Collected data
====

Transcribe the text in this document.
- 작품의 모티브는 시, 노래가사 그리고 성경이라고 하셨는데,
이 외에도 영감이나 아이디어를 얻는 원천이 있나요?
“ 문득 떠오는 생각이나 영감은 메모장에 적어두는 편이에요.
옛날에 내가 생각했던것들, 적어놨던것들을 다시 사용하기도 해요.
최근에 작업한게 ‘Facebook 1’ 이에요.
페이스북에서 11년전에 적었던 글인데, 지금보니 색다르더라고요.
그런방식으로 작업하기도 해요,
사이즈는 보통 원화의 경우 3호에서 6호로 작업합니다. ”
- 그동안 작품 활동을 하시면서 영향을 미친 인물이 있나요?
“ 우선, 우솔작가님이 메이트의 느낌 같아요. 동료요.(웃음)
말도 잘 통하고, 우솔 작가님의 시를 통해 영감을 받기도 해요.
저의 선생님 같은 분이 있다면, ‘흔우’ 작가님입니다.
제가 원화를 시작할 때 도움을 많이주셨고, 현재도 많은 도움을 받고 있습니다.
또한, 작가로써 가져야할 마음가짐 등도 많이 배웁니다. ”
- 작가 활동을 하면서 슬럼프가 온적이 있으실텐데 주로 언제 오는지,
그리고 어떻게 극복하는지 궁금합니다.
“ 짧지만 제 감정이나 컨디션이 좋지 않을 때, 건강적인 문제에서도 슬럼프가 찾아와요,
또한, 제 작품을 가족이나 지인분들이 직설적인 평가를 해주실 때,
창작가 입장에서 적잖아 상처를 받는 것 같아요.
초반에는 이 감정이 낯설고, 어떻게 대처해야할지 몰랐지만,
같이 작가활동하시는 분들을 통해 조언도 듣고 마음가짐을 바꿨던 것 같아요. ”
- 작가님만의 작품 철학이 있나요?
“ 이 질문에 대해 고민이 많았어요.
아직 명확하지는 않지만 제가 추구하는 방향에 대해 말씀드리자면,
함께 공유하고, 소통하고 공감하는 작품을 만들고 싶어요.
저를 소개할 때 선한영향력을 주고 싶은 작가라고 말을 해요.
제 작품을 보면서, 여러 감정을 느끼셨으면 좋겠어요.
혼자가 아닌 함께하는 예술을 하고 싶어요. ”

====

#### [Goal of the exercise]
The listing above must be transcribed exactly, line by line.

#### [Reply]
Transcribe the text in this document.
- 작품의 모티브는 시, 노래가사 그리고 성경이라고 하셨는데,
이 외에도 영감이나 아이디어를 얻는 원천이 있나요?
“ 문득 떠오는 생각이나 영감은 메모장에 적어두는 편이에요.
옛날에 내가 생각했던것들, 적어놨던것들을 다시 사용하기도 해요.
최근에 작업한게 ‘Facebook 1’ 이에요.
페이스북에서 11년전에 적었던 글인데, 지금보니 색다르더라고요.
그런방식으로 작업하기도 해요,
사이즈는 보통 원화의 경우 3호에서 6호로 작업합니다. ”
- 그동안 작품 활동을 하시면서 영향을 미친 인물이 있나요?
“ 우선, 우솔작가님이 메이트의 느낌 같아요. 동료요.(웃음)
말도 잘 통하고, 우솔 작가님의 시를 통해 영감을 받기도 해요.
저의 선생님 같은 분이 있다면, ‘흔우’ 작가님입니다.
제가 원화를 시작할 때 도움을 많이주셨고, 현재도 많은 도움을 받고 있습니다.
또한, 작가로써 가져야할 마음가짐 등도 많이 배웁니다. ”
- 작가 활동을 하면서 슬럼프가 온적이 있으실텐데 주로 언제 오는지,
그리고 어떻게 극복하는지 궁금합니다.
“ 짧지만 제 감정이나 컨디션이 좋지 않을 때, 건강적인 문제에서도 슬럼프가 찾아와요,
또한, 제 작품을 가족이나 지인분들이 직설적인 평가를 해주실 때,
창작가 입장에서 적잖아 상처를 받는 것 같아요.
초반에는 이 감정이 낯설고, 어떻게 대처해야할지 몰랐지만,
같이 작가활동하시는 분들을 통해 조언도 듣고 마음가짐을 바꿨던 것 같아요. ”
- 작가님만의 작품 철학이 있나요?
“ 이 질문에 대해 고민이 많았어요.
아직 명확하지는 않지만 제가 추구하는 방향에 대해 말씀드리자면,
함께 공유하고, 소통하고 공감하는 작품을 만들고 싶어요.
저를 소개할 때 선한영향력을 주고 싶은 작가라고 말을 해요.
제 작품을 보면서, 여러 감정을 느끼셨으면 좋겠어요.
혼자가 아닌 함께하는 예술을 하고 싶어요. ”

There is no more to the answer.